GOAL » From the data that follows, copy every line holding the string "name".

___

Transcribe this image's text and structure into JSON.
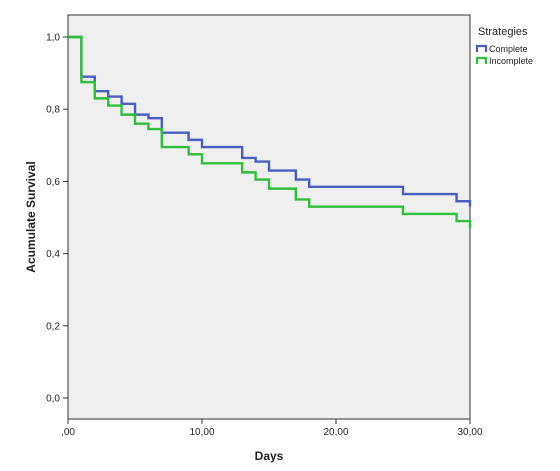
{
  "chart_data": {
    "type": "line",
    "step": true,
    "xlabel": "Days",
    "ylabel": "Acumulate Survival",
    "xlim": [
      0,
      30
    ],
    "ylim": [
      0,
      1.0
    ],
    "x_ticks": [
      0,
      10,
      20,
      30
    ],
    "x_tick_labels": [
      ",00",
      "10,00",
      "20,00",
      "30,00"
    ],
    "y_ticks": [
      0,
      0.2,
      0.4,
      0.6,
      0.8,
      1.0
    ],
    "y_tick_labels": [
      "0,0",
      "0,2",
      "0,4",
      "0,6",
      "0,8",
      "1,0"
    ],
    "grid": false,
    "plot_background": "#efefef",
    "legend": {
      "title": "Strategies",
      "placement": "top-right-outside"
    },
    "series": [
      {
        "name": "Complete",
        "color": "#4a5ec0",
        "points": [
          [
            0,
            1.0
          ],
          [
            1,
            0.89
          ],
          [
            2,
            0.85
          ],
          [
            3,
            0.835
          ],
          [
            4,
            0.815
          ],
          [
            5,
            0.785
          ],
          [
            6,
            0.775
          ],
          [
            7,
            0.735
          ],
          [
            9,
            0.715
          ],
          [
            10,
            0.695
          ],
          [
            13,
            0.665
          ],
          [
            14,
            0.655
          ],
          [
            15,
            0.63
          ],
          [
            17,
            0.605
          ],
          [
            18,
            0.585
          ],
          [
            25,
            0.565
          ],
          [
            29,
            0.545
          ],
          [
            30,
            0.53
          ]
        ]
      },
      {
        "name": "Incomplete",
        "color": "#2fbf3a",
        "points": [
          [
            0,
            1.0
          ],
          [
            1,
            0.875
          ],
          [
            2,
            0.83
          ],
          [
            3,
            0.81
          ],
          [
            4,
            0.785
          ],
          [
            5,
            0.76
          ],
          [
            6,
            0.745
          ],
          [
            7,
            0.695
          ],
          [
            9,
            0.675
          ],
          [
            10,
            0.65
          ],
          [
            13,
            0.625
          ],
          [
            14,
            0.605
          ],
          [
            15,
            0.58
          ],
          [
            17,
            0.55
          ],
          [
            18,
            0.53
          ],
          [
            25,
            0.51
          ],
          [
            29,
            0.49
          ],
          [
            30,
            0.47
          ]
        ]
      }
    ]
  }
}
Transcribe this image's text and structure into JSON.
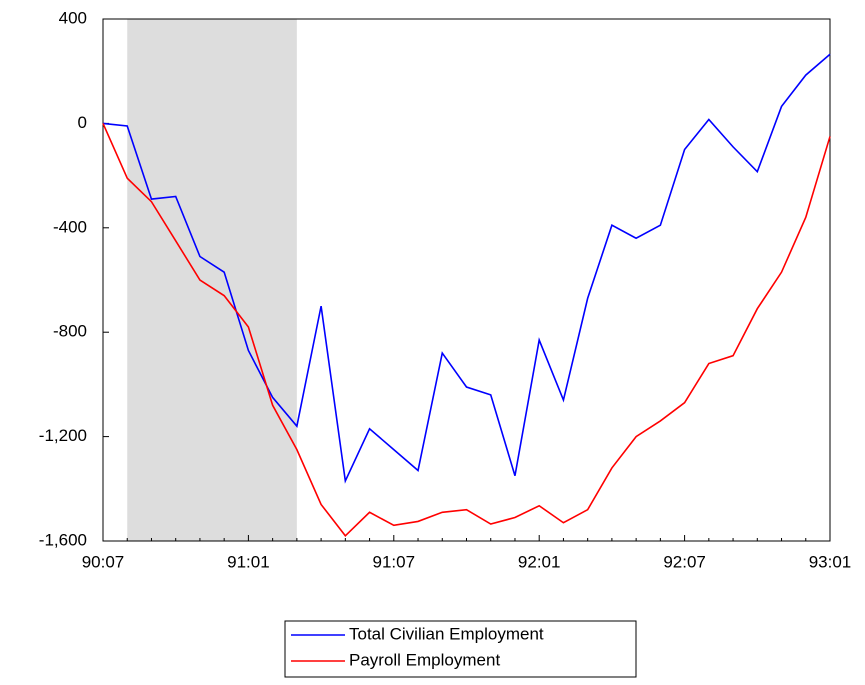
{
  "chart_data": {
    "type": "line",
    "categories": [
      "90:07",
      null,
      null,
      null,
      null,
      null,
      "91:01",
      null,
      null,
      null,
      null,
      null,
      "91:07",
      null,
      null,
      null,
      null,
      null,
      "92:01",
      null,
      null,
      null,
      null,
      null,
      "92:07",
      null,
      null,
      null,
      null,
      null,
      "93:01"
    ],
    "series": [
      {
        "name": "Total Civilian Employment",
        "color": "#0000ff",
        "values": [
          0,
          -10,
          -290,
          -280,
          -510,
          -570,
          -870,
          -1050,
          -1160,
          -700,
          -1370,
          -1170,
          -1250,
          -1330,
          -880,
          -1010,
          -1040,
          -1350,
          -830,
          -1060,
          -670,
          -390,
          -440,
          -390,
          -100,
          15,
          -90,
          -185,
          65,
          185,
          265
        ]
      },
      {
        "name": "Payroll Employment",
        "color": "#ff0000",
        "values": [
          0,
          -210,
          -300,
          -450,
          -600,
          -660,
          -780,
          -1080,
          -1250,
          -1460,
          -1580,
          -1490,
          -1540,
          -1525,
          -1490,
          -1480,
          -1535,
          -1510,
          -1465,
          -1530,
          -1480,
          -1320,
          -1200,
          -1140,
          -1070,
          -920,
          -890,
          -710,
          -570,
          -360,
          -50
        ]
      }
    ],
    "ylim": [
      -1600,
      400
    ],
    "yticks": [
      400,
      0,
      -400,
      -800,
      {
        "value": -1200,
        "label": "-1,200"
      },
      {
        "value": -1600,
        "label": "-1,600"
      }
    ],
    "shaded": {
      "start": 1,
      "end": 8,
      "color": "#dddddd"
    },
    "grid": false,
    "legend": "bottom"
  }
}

___

RESULT OF THIS TASK »
        "name": "Complete",
        "name": "Incomplete",
        "name": "Total Civilian Employment",
        "name": "Payroll Employment",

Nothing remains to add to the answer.